## [Short task]
Below are the records; reproduce all of them exactly but without any images.

>> Start Data for this exercise

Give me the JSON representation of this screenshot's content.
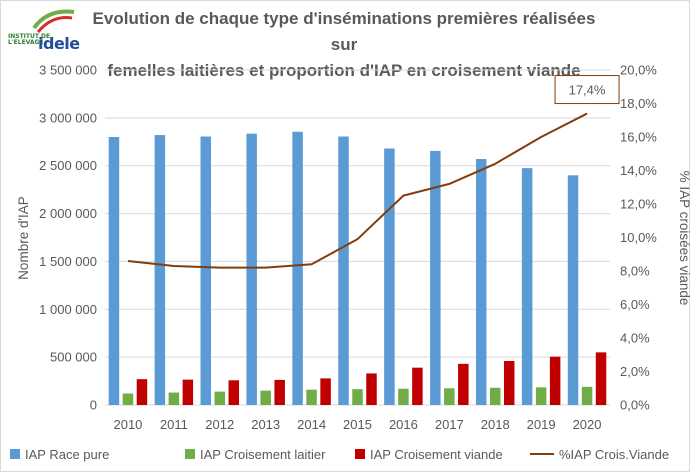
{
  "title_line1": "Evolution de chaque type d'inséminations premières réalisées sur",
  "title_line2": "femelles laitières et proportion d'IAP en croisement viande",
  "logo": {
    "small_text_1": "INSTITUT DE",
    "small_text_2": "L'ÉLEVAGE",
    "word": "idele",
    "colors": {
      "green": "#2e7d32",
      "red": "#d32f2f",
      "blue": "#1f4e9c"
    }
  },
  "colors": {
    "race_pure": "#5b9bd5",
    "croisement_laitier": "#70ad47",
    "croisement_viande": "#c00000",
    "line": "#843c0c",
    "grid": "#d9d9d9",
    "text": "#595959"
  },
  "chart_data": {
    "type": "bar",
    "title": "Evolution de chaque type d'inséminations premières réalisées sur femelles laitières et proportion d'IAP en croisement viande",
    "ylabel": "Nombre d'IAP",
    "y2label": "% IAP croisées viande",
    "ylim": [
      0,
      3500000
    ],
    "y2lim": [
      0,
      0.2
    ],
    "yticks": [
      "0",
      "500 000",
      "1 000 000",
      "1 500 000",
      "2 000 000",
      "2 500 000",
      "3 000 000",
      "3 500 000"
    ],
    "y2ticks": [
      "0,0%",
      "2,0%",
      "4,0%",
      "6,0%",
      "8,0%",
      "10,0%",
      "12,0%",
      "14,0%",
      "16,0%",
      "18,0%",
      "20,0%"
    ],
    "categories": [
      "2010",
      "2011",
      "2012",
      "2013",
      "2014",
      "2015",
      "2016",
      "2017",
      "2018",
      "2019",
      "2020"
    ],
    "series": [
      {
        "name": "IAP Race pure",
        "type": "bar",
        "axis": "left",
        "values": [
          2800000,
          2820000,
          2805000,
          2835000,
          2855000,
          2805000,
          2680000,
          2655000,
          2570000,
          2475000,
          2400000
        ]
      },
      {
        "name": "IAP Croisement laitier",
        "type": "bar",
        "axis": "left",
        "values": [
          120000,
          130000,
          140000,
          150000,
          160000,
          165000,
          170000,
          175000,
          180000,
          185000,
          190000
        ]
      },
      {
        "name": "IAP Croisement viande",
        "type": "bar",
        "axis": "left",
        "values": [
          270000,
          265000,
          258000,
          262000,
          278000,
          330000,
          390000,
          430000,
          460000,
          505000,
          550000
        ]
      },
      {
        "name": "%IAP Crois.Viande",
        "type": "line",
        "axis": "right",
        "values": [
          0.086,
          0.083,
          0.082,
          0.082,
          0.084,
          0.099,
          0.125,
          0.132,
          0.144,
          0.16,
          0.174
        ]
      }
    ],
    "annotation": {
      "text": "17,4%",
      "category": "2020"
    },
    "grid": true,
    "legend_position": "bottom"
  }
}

>> End Data for this exercise

## [Solution to this problem]
Give me the JSON representation of this screenshot's content.
{
  "title_line1": "Evolution de chaque type d'inséminations premières réalisées sur",
  "title_line2": "femelles laitières et proportion d'IAP en croisement viande",
  "logo": {
    "small_text_1": "INSTITUT DE",
    "small_text_2": "L'ÉLEVAGE",
    "word": "idele",
    "colors": {
      "green": "#2e7d32",
      "red": "#d32f2f",
      "blue": "#1f4e9c"
    }
  },
  "colors": {
    "race_pure": "#5b9bd5",
    "croisement_laitier": "#70ad47",
    "croisement_viande": "#c00000",
    "line": "#843c0c",
    "grid": "#d9d9d9",
    "text": "#595959"
  },
  "chart_data": {
    "type": "bar",
    "title": "Evolution de chaque type d'inséminations premières réalisées sur femelles laitières et proportion d'IAP en croisement viande",
    "ylabel": "Nombre d'IAP",
    "y2label": "% IAP croisées viande",
    "ylim": [
      0,
      3500000
    ],
    "y2lim": [
      0,
      0.2
    ],
    "yticks": [
      "0",
      "500 000",
      "1 000 000",
      "1 500 000",
      "2 000 000",
      "2 500 000",
      "3 000 000",
      "3 500 000"
    ],
    "y2ticks": [
      "0,0%",
      "2,0%",
      "4,0%",
      "6,0%",
      "8,0%",
      "10,0%",
      "12,0%",
      "14,0%",
      "16,0%",
      "18,0%",
      "20,0%"
    ],
    "categories": [
      "2010",
      "2011",
      "2012",
      "2013",
      "2014",
      "2015",
      "2016",
      "2017",
      "2018",
      "2019",
      "2020"
    ],
    "series": [
      {
        "name": "IAP Race pure",
        "type": "bar",
        "axis": "left",
        "values": [
          2800000,
          2820000,
          2805000,
          2835000,
          2855000,
          2805000,
          2680000,
          2655000,
          2570000,
          2475000,
          2400000
        ]
      },
      {
        "name": "IAP Croisement laitier",
        "type": "bar",
        "axis": "left",
        "values": [
          120000,
          130000,
          140000,
          150000,
          160000,
          165000,
          170000,
          175000,
          180000,
          185000,
          190000
        ]
      },
      {
        "name": "IAP Croisement viande",
        "type": "bar",
        "axis": "left",
        "values": [
          270000,
          265000,
          258000,
          262000,
          278000,
          330000,
          390000,
          430000,
          460000,
          505000,
          550000
        ]
      },
      {
        "name": "%IAP Crois.Viande",
        "type": "line",
        "axis": "right",
        "values": [
          0.086,
          0.083,
          0.082,
          0.082,
          0.084,
          0.099,
          0.125,
          0.132,
          0.144,
          0.16,
          0.174
        ]
      }
    ],
    "annotation": {
      "text": "17,4%",
      "category": "2020"
    },
    "grid": true,
    "legend_position": "bottom"
  }
}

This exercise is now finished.